[BEGIN Dataset extract]

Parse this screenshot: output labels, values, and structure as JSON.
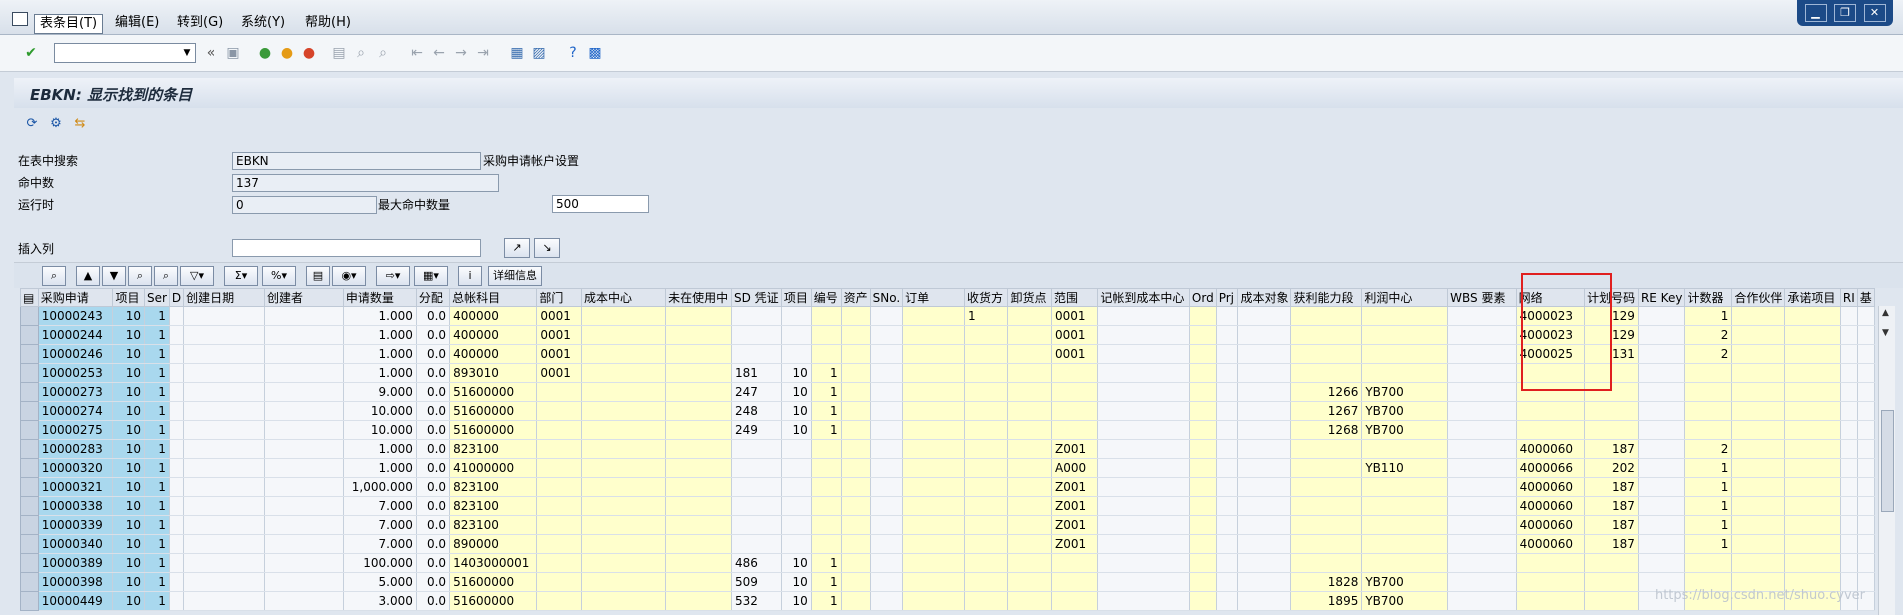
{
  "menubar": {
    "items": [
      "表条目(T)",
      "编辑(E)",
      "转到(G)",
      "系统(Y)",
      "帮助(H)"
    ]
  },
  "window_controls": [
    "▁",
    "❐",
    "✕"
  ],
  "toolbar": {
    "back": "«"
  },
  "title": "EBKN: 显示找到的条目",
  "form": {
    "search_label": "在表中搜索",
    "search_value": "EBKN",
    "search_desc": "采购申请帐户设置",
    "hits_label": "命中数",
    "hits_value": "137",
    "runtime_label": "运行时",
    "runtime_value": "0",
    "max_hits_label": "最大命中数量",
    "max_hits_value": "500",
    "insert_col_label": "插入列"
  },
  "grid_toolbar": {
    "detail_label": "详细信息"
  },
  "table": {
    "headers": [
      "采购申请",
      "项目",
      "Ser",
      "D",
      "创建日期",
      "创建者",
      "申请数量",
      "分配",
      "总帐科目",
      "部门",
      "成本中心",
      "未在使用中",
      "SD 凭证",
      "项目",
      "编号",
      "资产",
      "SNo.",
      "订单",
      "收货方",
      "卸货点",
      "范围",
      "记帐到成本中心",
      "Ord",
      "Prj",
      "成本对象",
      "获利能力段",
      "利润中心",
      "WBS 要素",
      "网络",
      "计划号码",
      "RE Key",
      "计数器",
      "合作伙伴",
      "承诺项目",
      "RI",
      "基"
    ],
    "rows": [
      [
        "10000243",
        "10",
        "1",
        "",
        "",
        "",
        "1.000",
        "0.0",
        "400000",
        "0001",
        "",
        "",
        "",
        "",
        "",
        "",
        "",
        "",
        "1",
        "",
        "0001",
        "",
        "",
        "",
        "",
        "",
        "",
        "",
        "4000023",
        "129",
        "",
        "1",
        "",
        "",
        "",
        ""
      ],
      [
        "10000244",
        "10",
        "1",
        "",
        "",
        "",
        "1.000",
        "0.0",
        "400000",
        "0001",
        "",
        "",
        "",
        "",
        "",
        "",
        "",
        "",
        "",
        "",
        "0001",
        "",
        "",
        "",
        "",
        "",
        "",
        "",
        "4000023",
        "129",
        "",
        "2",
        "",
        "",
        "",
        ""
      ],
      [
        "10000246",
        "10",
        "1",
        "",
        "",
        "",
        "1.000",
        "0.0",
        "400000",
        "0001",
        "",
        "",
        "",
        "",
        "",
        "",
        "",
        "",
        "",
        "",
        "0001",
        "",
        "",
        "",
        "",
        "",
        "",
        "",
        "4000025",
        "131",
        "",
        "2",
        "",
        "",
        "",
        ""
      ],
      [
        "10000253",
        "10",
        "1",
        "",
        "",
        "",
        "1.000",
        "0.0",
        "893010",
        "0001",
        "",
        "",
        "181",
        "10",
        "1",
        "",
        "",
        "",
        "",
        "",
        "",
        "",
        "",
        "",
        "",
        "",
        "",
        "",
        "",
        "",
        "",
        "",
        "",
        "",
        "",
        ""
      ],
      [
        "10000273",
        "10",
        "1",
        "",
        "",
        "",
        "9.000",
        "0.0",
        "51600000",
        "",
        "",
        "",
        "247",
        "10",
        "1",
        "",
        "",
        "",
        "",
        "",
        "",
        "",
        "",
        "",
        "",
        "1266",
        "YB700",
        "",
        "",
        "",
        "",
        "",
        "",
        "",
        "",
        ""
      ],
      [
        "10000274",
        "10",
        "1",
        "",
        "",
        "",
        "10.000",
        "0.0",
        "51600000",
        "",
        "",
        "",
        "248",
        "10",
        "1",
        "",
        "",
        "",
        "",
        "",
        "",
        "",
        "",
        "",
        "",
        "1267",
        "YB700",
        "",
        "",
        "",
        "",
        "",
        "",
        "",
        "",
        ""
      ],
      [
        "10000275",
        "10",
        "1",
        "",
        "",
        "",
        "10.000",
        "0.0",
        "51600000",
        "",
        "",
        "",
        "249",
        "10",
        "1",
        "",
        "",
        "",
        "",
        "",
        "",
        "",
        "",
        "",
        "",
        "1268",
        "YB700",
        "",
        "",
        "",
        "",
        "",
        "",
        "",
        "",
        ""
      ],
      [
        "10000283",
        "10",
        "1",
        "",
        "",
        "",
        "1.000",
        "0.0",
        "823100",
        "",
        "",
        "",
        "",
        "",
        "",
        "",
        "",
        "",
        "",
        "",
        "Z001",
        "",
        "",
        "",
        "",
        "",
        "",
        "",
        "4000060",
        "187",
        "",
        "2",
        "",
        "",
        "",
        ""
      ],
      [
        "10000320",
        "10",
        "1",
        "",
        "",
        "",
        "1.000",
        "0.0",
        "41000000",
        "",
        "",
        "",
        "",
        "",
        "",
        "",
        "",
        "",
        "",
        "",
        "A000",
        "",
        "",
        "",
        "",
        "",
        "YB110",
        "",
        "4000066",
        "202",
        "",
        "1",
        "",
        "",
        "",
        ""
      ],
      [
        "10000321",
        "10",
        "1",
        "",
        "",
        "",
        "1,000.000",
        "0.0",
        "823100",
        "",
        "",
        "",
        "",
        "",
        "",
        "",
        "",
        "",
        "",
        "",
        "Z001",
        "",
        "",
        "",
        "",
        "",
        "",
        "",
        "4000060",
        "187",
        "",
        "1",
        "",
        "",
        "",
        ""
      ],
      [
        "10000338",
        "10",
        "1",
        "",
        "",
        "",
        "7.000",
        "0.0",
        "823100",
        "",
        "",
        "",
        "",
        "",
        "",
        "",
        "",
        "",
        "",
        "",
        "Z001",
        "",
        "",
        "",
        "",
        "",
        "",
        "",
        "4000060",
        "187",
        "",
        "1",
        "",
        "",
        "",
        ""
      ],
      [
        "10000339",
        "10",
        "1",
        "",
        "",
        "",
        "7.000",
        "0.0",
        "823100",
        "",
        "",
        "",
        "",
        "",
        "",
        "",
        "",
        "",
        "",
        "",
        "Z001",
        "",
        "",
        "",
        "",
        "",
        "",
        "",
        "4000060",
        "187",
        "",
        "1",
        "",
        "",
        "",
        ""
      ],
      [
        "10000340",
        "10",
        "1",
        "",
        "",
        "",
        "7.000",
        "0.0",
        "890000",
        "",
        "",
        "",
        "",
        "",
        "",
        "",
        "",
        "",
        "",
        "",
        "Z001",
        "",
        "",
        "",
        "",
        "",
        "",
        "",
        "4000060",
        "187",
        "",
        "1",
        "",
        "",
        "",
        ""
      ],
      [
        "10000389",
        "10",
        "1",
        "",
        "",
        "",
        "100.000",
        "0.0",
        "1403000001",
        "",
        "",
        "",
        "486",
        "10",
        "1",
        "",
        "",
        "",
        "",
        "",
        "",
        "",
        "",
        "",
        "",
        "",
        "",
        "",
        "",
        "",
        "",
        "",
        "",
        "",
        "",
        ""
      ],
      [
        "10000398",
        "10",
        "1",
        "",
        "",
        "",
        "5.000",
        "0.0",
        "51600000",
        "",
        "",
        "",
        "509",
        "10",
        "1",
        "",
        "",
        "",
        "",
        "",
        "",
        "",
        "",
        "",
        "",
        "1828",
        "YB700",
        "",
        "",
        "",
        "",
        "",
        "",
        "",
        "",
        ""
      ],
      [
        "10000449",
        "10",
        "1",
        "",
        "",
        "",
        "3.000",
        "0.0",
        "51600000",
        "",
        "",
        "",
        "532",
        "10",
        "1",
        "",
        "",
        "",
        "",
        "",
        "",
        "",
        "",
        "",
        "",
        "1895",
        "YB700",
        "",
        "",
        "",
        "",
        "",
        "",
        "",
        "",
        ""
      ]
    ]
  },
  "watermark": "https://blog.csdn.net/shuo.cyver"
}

[END Dataset extract]

What is asked
Retype the data above exactly; pictures are not part of the copy.

Result for this task
Parse this screenshot: output labels, values, and structure as JSON.
{
  "menubar": {
    "items": [
      "表条目(T)",
      "编辑(E)",
      "转到(G)",
      "系统(Y)",
      "帮助(H)"
    ]
  },
  "window_controls": [
    "▁",
    "❐",
    "✕"
  ],
  "toolbar": {
    "back": "«"
  },
  "title": "EBKN: 显示找到的条目",
  "form": {
    "search_label": "在表中搜索",
    "search_value": "EBKN",
    "search_desc": "采购申请帐户设置",
    "hits_label": "命中数",
    "hits_value": "137",
    "runtime_label": "运行时",
    "runtime_value": "0",
    "max_hits_label": "最大命中数量",
    "max_hits_value": "500",
    "insert_col_label": "插入列"
  },
  "grid_toolbar": {
    "detail_label": "详细信息"
  },
  "table": {
    "headers": [
      "采购申请",
      "项目",
      "Ser",
      "D",
      "创建日期",
      "创建者",
      "申请数量",
      "分配",
      "总帐科目",
      "部门",
      "成本中心",
      "未在使用中",
      "SD 凭证",
      "项目",
      "编号",
      "资产",
      "SNo.",
      "订单",
      "收货方",
      "卸货点",
      "范围",
      "记帐到成本中心",
      "Ord",
      "Prj",
      "成本对象",
      "获利能力段",
      "利润中心",
      "WBS 要素",
      "网络",
      "计划号码",
      "RE Key",
      "计数器",
      "合作伙伴",
      "承诺项目",
      "RI",
      "基"
    ],
    "rows": [
      [
        "10000243",
        "10",
        "1",
        "",
        "",
        "",
        "1.000",
        "0.0",
        "400000",
        "0001",
        "",
        "",
        "",
        "",
        "",
        "",
        "",
        "",
        "1",
        "",
        "0001",
        "",
        "",
        "",
        "",
        "",
        "",
        "",
        "4000023",
        "129",
        "",
        "1",
        "",
        "",
        "",
        ""
      ],
      [
        "10000244",
        "10",
        "1",
        "",
        "",
        "",
        "1.000",
        "0.0",
        "400000",
        "0001",
        "",
        "",
        "",
        "",
        "",
        "",
        "",
        "",
        "",
        "",
        "0001",
        "",
        "",
        "",
        "",
        "",
        "",
        "",
        "4000023",
        "129",
        "",
        "2",
        "",
        "",
        "",
        ""
      ],
      [
        "10000246",
        "10",
        "1",
        "",
        "",
        "",
        "1.000",
        "0.0",
        "400000",
        "0001",
        "",
        "",
        "",
        "",
        "",
        "",
        "",
        "",
        "",
        "",
        "0001",
        "",
        "",
        "",
        "",
        "",
        "",
        "",
        "4000025",
        "131",
        "",
        "2",
        "",
        "",
        "",
        ""
      ],
      [
        "10000253",
        "10",
        "1",
        "",
        "",
        "",
        "1.000",
        "0.0",
        "893010",
        "0001",
        "",
        "",
        "181",
        "10",
        "1",
        "",
        "",
        "",
        "",
        "",
        "",
        "",
        "",
        "",
        "",
        "",
        "",
        "",
        "",
        "",
        "",
        "",
        "",
        "",
        "",
        ""
      ],
      [
        "10000273",
        "10",
        "1",
        "",
        "",
        "",
        "9.000",
        "0.0",
        "51600000",
        "",
        "",
        "",
        "247",
        "10",
        "1",
        "",
        "",
        "",
        "",
        "",
        "",
        "",
        "",
        "",
        "",
        "1266",
        "YB700",
        "",
        "",
        "",
        "",
        "",
        "",
        "",
        "",
        ""
      ],
      [
        "10000274",
        "10",
        "1",
        "",
        "",
        "",
        "10.000",
        "0.0",
        "51600000",
        "",
        "",
        "",
        "248",
        "10",
        "1",
        "",
        "",
        "",
        "",
        "",
        "",
        "",
        "",
        "",
        "",
        "1267",
        "YB700",
        "",
        "",
        "",
        "",
        "",
        "",
        "",
        "",
        ""
      ],
      [
        "10000275",
        "10",
        "1",
        "",
        "",
        "",
        "10.000",
        "0.0",
        "51600000",
        "",
        "",
        "",
        "249",
        "10",
        "1",
        "",
        "",
        "",
        "",
        "",
        "",
        "",
        "",
        "",
        "",
        "1268",
        "YB700",
        "",
        "",
        "",
        "",
        "",
        "",
        "",
        "",
        ""
      ],
      [
        "10000283",
        "10",
        "1",
        "",
        "",
        "",
        "1.000",
        "0.0",
        "823100",
        "",
        "",
        "",
        "",
        "",
        "",
        "",
        "",
        "",
        "",
        "",
        "Z001",
        "",
        "",
        "",
        "",
        "",
        "",
        "",
        "4000060",
        "187",
        "",
        "2",
        "",
        "",
        "",
        ""
      ],
      [
        "10000320",
        "10",
        "1",
        "",
        "",
        "",
        "1.000",
        "0.0",
        "41000000",
        "",
        "",
        "",
        "",
        "",
        "",
        "",
        "",
        "",
        "",
        "",
        "A000",
        "",
        "",
        "",
        "",
        "",
        "YB110",
        "",
        "4000066",
        "202",
        "",
        "1",
        "",
        "",
        "",
        ""
      ],
      [
        "10000321",
        "10",
        "1",
        "",
        "",
        "",
        "1,000.000",
        "0.0",
        "823100",
        "",
        "",
        "",
        "",
        "",
        "",
        "",
        "",
        "",
        "",
        "",
        "Z001",
        "",
        "",
        "",
        "",
        "",
        "",
        "",
        "4000060",
        "187",
        "",
        "1",
        "",
        "",
        "",
        ""
      ],
      [
        "10000338",
        "10",
        "1",
        "",
        "",
        "",
        "7.000",
        "0.0",
        "823100",
        "",
        "",
        "",
        "",
        "",
        "",
        "",
        "",
        "",
        "",
        "",
        "Z001",
        "",
        "",
        "",
        "",
        "",
        "",
        "",
        "4000060",
        "187",
        "",
        "1",
        "",
        "",
        "",
        ""
      ],
      [
        "10000339",
        "10",
        "1",
        "",
        "",
        "",
        "7.000",
        "0.0",
        "823100",
        "",
        "",
        "",
        "",
        "",
        "",
        "",
        "",
        "",
        "",
        "",
        "Z001",
        "",
        "",
        "",
        "",
        "",
        "",
        "",
        "4000060",
        "187",
        "",
        "1",
        "",
        "",
        "",
        ""
      ],
      [
        "10000340",
        "10",
        "1",
        "",
        "",
        "",
        "7.000",
        "0.0",
        "890000",
        "",
        "",
        "",
        "",
        "",
        "",
        "",
        "",
        "",
        "",
        "",
        "Z001",
        "",
        "",
        "",
        "",
        "",
        "",
        "",
        "4000060",
        "187",
        "",
        "1",
        "",
        "",
        "",
        ""
      ],
      [
        "10000389",
        "10",
        "1",
        "",
        "",
        "",
        "100.000",
        "0.0",
        "1403000001",
        "",
        "",
        "",
        "486",
        "10",
        "1",
        "",
        "",
        "",
        "",
        "",
        "",
        "",
        "",
        "",
        "",
        "",
        "",
        "",
        "",
        "",
        "",
        "",
        "",
        "",
        "",
        ""
      ],
      [
        "10000398",
        "10",
        "1",
        "",
        "",
        "",
        "5.000",
        "0.0",
        "51600000",
        "",
        "",
        "",
        "509",
        "10",
        "1",
        "",
        "",
        "",
        "",
        "",
        "",
        "",
        "",
        "",
        "",
        "1828",
        "YB700",
        "",
        "",
        "",
        "",
        "",
        "",
        "",
        "",
        ""
      ],
      [
        "10000449",
        "10",
        "1",
        "",
        "",
        "",
        "3.000",
        "0.0",
        "51600000",
        "",
        "",
        "",
        "532",
        "10",
        "1",
        "",
        "",
        "",
        "",
        "",
        "",
        "",
        "",
        "",
        "",
        "1895",
        "YB700",
        "",
        "",
        "",
        "",
        "",
        "",
        "",
        "",
        ""
      ]
    ]
  },
  "watermark": "https://blog.csdn.net/shuo.cyver"
}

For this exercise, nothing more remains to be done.